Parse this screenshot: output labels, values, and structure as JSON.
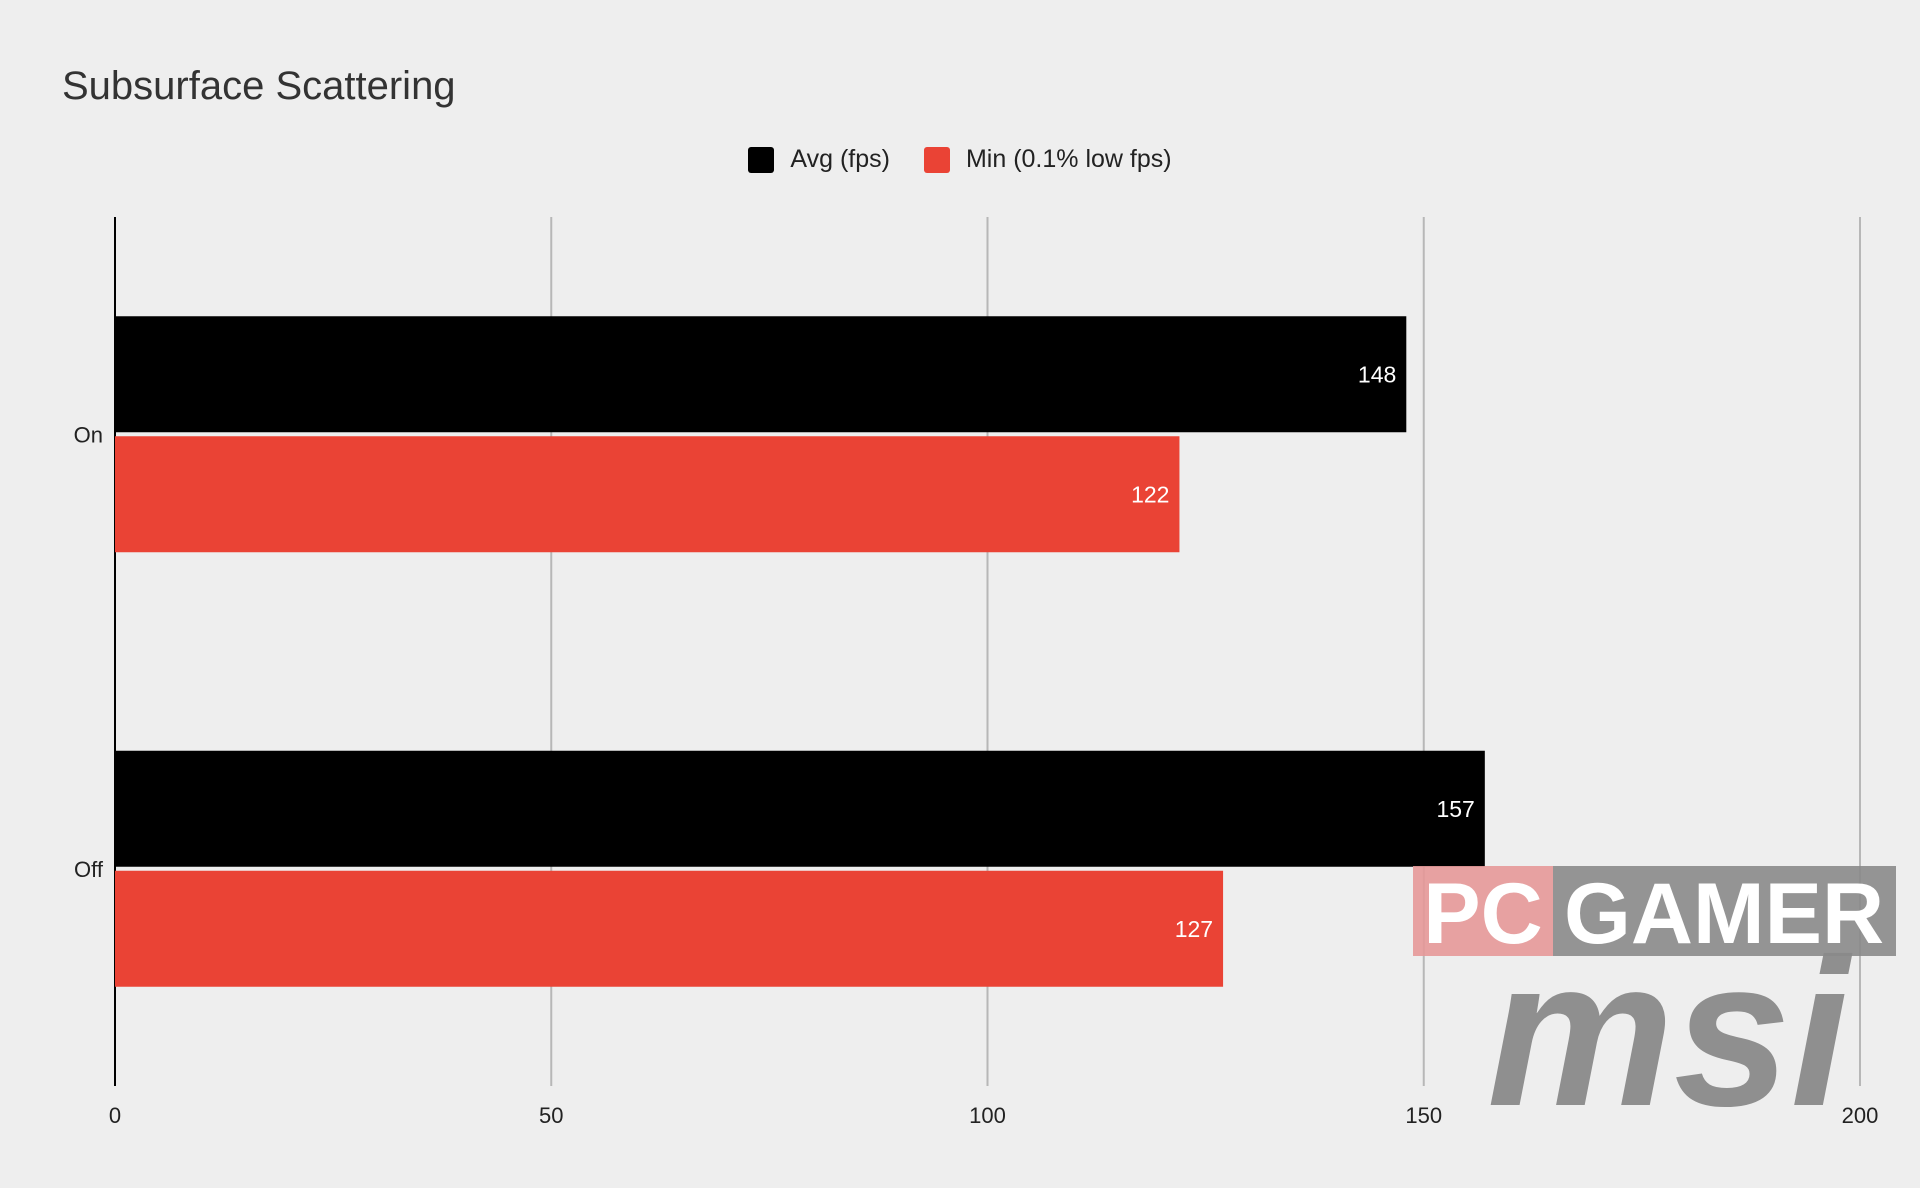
{
  "chart_data": {
    "type": "bar",
    "orientation": "horizontal",
    "title": "Subsurface Scattering",
    "categories": [
      "On",
      "Off"
    ],
    "series": [
      {
        "name": "Avg (fps)",
        "values": [
          148,
          157
        ],
        "color": "#000000"
      },
      {
        "name": "Min (0.1% low fps)",
        "values": [
          122,
          127
        ],
        "color": "#ea4335"
      }
    ],
    "xlim": [
      0,
      200
    ],
    "xticks": [
      "0",
      "50",
      "100",
      "150",
      "200"
    ],
    "grid": true,
    "legend_position": "top-center",
    "data_labels": true
  },
  "watermark": {
    "pc": "PC",
    "gamer": "GAMER",
    "msi": "msi"
  },
  "colors": {
    "background": "#eeeeee",
    "gridline": "#b7b7b7",
    "axis": "#000000",
    "watermark_pc_bg": "#e59898",
    "watermark_gamer_bg": "#8a8a8a",
    "watermark_msi": "#8a8a8a"
  }
}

━━━━━━━━━━━━━━━━

Task statement: Reproduce all of the data exactly, omitting each picture it holds.

Written answer:
Parse this screenshot: output labels, values, and structure as JSON.
{
  "chart_data": {
    "type": "bar",
    "orientation": "horizontal",
    "title": "Subsurface Scattering",
    "categories": [
      "On",
      "Off"
    ],
    "series": [
      {
        "name": "Avg (fps)",
        "values": [
          148,
          157
        ],
        "color": "#000000"
      },
      {
        "name": "Min (0.1% low fps)",
        "values": [
          122,
          127
        ],
        "color": "#ea4335"
      }
    ],
    "xlim": [
      0,
      200
    ],
    "xticks": [
      "0",
      "50",
      "100",
      "150",
      "200"
    ],
    "grid": true,
    "legend_position": "top-center",
    "data_labels": true
  },
  "watermark": {
    "pc": "PC",
    "gamer": "GAMER",
    "msi": "msi"
  },
  "colors": {
    "background": "#eeeeee",
    "gridline": "#b7b7b7",
    "axis": "#000000",
    "watermark_pc_bg": "#e59898",
    "watermark_gamer_bg": "#8a8a8a",
    "watermark_msi": "#8a8a8a"
  }
}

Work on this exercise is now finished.